# EXCERPTED PASSAGE

Content starts

ISSN: 0974-276X
+44 1223 790975
Sima Naghizadeh, Vahid Rezaeitabar, Hamid Pezeshk and David Matthews
One of the important tools in analyzing and modeling biological data is the Hidden Markov Model (HMM), which is used for gene prediction, protein secondary structure and other essential tasks. An HMM is a stochastic process in which a hidden Markov chain called; the chain of states, emits a sequence of observations. Using this sequence, various questions about the underlying emission generation scheme can be addressed. Applying an HMM to any particular situation is an attempt to infer which state in the chain emits an observation. This is usually called posterior decoding. In general, the emissions are assumed to be conditionally independent from each other. In this work we consider some dependencies among the states and emissions. The aim of our research is to study a certain relationship among emissions, with a focus on the Markov property. We assume that the probability of observing an emission depends not only on the current state but also on the previous state and one of the previous emissions. We also use additional environmental information, and classify amino acids into three groups, using the Relative Solvent Accessibility (RSA). We also investigate how this modification might change the current algorithms for ordinary HMMs, and introduce modified Viterbi and Forward-Backward algorithms for the new model. We apply our proposed model to an actual dataset concerning prediction of the protein secondary structure and demonstrate improved accuracy compared to the ordinary HMM. In particular, the overall accuracy of our modified HMM, which uses the RSA information, is 63.95%. This is 5.9% higher than the prediction accuracy realized by using an ordinary HMM on the same dataset, and 4% higher than the corresponding prediction accuracy of a modified HMM that simply accounts for the dependencies among the emissions.

Content ends

# RECORDS PROVIDED
Content starts

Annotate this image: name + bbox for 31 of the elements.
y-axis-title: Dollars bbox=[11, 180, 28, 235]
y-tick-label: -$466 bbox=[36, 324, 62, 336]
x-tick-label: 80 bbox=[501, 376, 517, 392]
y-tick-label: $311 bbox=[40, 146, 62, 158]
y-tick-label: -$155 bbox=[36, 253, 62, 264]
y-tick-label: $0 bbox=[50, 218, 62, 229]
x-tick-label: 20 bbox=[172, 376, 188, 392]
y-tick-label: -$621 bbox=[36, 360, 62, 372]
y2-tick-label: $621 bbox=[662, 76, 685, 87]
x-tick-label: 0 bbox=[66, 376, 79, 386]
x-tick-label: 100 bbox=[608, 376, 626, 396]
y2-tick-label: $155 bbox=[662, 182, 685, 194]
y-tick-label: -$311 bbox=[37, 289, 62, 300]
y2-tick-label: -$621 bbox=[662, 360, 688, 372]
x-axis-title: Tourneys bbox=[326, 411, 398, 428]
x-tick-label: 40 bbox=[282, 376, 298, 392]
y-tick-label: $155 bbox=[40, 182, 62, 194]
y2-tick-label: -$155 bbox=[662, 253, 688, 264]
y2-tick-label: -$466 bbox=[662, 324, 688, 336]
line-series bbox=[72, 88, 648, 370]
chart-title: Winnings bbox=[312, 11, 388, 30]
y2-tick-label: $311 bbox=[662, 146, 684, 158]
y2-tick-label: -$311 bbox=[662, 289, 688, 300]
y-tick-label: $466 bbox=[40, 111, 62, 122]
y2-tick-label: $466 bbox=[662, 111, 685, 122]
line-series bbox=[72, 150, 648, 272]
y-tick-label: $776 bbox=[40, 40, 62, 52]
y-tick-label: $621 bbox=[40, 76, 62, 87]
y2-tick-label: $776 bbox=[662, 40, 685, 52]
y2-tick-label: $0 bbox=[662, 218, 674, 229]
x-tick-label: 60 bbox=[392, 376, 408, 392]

Content ends

# INSTRUCTIONS TO FOLLOW
Answer these questions about the abstract on hidden Markov models:
(a) Which two specific uses of the Hidden Markov Model does the abstract name?
(b) What is the attempt to infer which state in the chain emits an observation usually called?
(c) What overall accuracy does the modified HMM that uses the RSA information reach?

# RESULT OF THE EXERCISE
(a) Gene prediction and protein secondary structure.
(b) Posterior decoding.
(c) 63.95%.